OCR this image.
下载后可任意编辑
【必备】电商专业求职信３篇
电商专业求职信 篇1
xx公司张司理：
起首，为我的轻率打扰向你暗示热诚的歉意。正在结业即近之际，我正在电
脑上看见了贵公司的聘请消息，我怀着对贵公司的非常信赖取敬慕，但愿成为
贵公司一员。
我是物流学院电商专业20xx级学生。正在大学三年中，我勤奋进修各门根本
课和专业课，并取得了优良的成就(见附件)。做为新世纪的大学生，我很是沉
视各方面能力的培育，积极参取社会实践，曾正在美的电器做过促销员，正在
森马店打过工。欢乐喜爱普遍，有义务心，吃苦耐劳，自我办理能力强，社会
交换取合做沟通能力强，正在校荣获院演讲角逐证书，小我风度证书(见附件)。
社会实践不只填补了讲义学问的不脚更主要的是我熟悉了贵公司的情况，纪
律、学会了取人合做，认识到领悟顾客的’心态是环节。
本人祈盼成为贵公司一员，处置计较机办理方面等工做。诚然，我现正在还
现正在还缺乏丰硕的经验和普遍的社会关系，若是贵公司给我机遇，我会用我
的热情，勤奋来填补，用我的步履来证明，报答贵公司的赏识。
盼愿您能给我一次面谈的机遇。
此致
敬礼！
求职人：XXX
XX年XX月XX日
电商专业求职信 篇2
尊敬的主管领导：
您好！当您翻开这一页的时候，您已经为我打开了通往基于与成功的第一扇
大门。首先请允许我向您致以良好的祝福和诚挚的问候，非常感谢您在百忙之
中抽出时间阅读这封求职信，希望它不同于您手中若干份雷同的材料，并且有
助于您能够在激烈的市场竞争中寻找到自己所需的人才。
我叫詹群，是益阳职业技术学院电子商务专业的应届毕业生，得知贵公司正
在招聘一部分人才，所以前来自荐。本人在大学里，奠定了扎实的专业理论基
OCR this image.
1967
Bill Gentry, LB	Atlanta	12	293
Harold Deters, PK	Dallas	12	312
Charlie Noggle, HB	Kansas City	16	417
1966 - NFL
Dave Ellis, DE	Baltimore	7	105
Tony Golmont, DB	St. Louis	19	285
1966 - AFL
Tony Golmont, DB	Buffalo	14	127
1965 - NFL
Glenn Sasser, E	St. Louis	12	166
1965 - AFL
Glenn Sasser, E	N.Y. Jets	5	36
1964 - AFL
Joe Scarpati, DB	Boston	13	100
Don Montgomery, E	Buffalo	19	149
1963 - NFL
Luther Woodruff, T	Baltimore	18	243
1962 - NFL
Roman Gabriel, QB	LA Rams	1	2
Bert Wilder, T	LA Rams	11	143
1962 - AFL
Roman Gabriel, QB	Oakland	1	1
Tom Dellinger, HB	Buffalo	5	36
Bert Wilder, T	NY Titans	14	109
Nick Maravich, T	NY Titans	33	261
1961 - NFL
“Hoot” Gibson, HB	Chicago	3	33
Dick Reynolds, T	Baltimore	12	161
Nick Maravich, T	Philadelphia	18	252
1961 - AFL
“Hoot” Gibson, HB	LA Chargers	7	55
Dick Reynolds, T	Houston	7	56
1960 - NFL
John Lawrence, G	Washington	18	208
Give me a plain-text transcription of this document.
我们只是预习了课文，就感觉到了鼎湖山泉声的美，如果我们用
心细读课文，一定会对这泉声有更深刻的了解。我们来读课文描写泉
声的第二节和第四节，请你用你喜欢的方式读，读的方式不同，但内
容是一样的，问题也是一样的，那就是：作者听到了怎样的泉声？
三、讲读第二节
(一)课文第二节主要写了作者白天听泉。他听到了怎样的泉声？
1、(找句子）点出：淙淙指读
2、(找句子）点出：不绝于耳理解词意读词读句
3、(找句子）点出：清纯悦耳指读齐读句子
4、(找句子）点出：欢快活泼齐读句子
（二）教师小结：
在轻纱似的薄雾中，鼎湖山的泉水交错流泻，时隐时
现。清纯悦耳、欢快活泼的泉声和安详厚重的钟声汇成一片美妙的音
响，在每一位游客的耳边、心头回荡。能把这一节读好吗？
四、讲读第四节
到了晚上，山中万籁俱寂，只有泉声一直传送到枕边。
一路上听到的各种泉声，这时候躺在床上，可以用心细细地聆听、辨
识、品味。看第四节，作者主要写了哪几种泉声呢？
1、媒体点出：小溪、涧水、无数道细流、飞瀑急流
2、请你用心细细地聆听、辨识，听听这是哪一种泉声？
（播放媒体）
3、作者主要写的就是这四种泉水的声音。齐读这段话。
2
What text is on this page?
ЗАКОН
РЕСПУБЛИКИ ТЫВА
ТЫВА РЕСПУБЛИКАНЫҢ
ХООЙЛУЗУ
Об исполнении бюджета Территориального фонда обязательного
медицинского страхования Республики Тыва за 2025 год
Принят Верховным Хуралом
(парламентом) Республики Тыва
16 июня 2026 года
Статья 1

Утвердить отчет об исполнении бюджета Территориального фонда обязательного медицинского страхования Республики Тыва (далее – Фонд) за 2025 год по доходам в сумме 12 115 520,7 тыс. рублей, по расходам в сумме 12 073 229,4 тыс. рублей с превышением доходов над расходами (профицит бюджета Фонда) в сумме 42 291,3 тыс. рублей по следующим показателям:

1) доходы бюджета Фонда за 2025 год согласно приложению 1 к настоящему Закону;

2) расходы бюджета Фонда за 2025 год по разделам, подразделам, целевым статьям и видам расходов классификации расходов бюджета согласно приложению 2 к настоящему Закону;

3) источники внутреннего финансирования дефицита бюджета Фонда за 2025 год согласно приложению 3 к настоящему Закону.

_Direction_. Pull out the lines above in which the word "Baltimore" appears.

_Exercise solution_.
Dave Ellis, DE	Baltimore	7	105
Luther Woodruff, T	Baltimore	18	243
Dick Reynolds, T	Baltimore	12	161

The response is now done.